SHORT TASK: Report the number of lines in these entries that contain "Industria". Write only the number.
::: DATA ENTRIES :::
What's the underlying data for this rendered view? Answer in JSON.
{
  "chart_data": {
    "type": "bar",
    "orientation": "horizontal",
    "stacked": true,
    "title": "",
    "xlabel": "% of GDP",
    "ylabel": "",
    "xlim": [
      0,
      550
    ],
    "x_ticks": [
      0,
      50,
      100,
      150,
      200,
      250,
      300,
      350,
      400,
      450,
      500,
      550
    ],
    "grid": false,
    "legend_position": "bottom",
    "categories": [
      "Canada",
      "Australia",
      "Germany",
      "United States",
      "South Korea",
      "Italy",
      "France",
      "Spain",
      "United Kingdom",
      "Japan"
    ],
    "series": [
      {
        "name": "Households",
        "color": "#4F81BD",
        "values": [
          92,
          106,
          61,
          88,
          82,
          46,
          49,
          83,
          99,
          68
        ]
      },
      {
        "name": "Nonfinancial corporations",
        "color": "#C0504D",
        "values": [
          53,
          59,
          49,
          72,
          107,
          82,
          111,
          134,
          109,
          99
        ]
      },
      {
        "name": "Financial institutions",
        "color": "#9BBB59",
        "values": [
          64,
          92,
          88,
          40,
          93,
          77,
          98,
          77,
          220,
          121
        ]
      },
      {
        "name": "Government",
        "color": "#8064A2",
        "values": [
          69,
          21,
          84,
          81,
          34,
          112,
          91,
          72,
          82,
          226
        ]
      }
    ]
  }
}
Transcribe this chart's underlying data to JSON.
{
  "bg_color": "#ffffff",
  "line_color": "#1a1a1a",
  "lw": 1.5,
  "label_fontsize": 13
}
:::
::: DATA ENTRIES :::
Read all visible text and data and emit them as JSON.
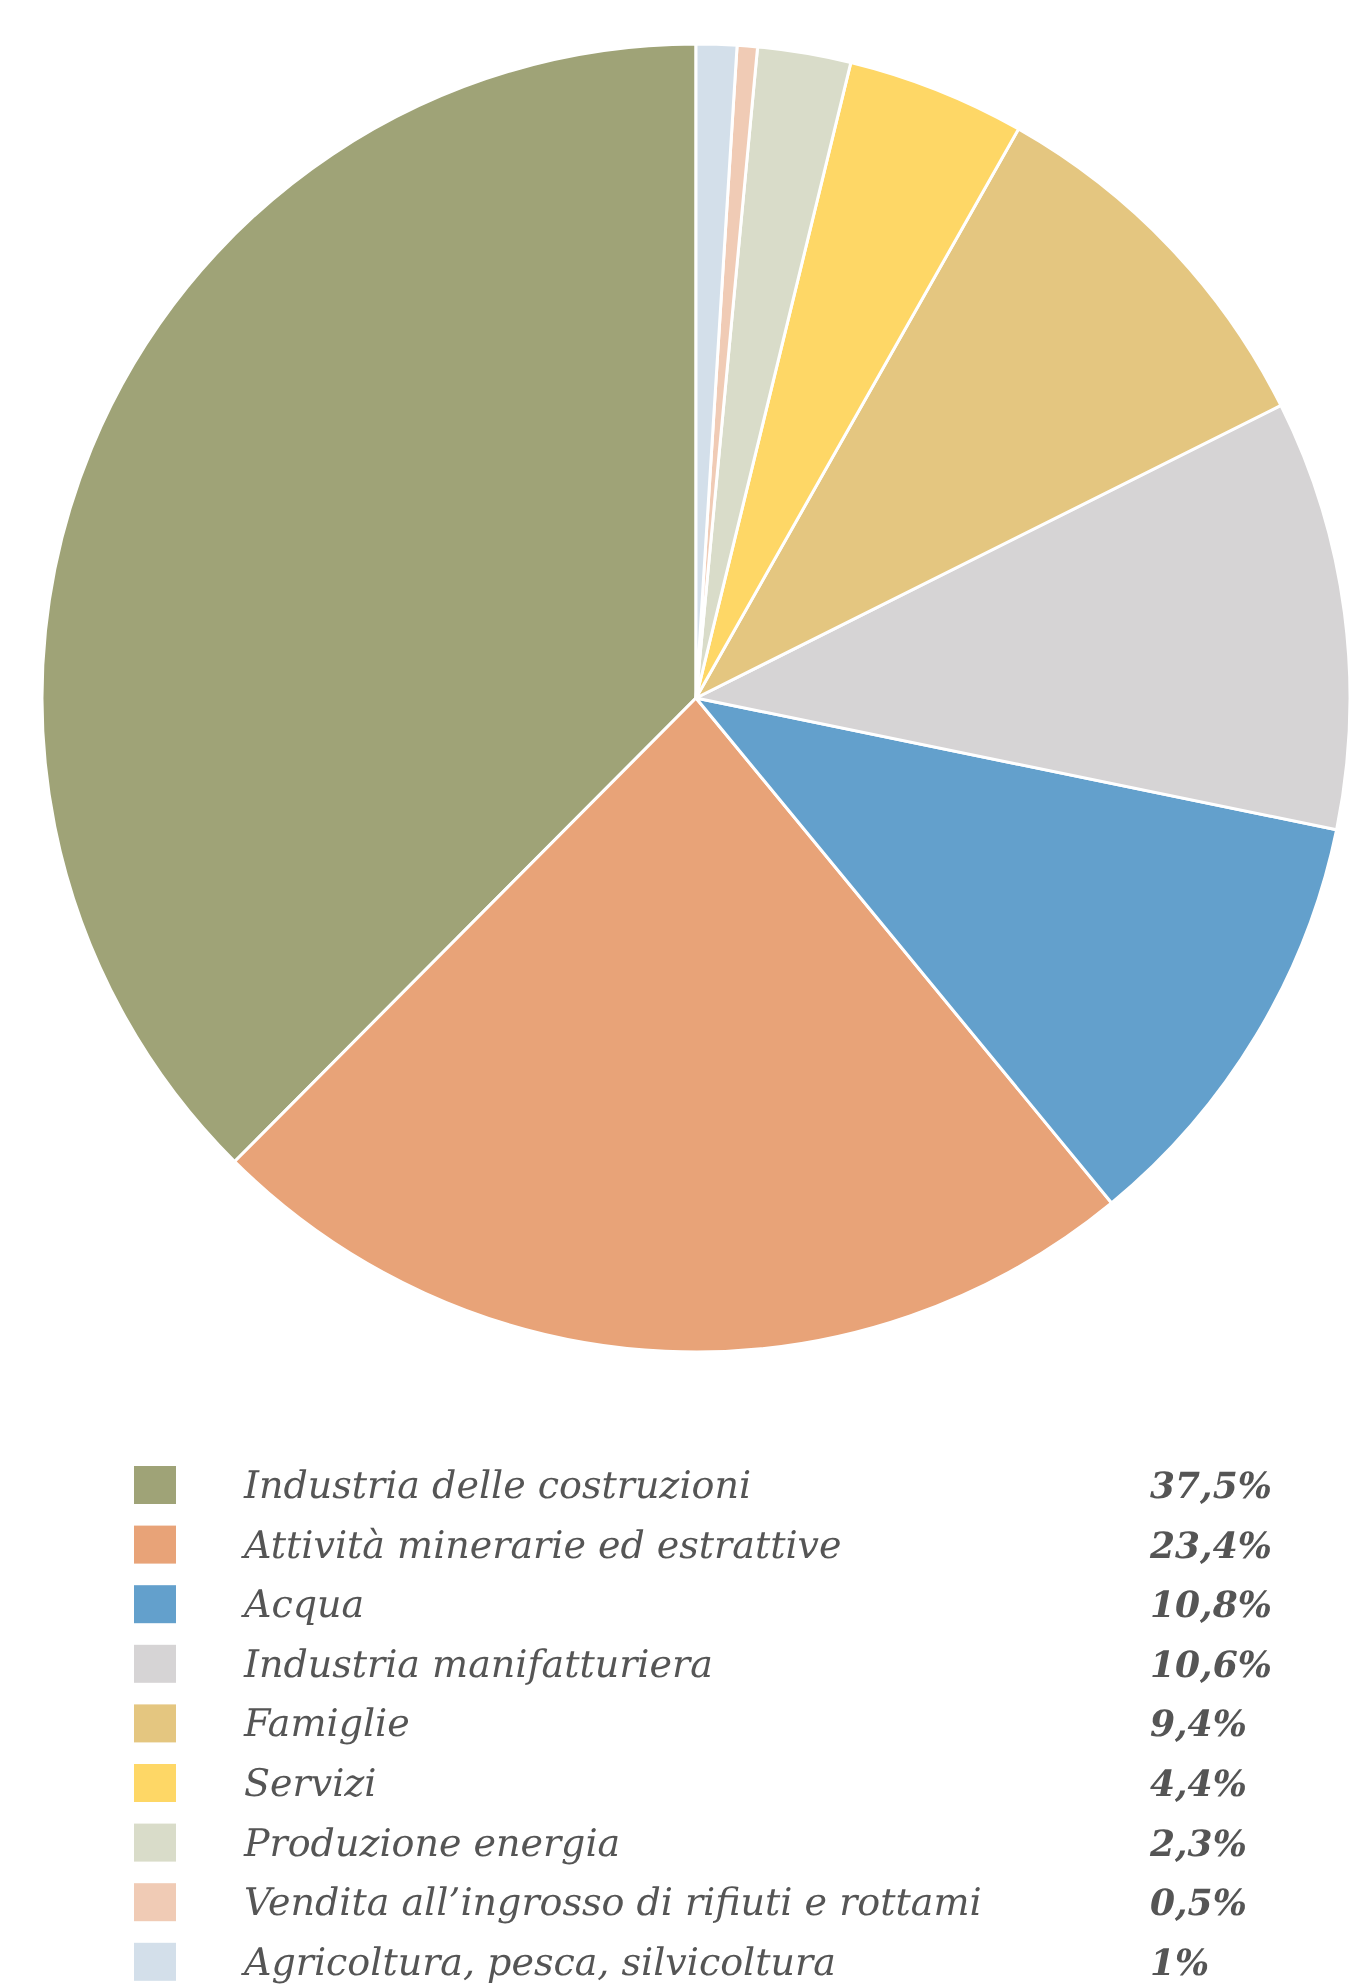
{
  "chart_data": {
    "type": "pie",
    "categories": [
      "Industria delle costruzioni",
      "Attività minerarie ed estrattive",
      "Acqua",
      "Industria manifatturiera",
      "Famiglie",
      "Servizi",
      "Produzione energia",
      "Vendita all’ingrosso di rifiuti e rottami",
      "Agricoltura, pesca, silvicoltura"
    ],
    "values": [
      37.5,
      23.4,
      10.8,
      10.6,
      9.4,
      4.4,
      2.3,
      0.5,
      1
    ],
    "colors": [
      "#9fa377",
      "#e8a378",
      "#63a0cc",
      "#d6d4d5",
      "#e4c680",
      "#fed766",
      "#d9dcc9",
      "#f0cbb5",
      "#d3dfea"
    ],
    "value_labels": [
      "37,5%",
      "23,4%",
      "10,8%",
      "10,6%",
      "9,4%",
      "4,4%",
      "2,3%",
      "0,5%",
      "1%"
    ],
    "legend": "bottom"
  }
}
:::
ANSWER TO THE EXERCISE: 2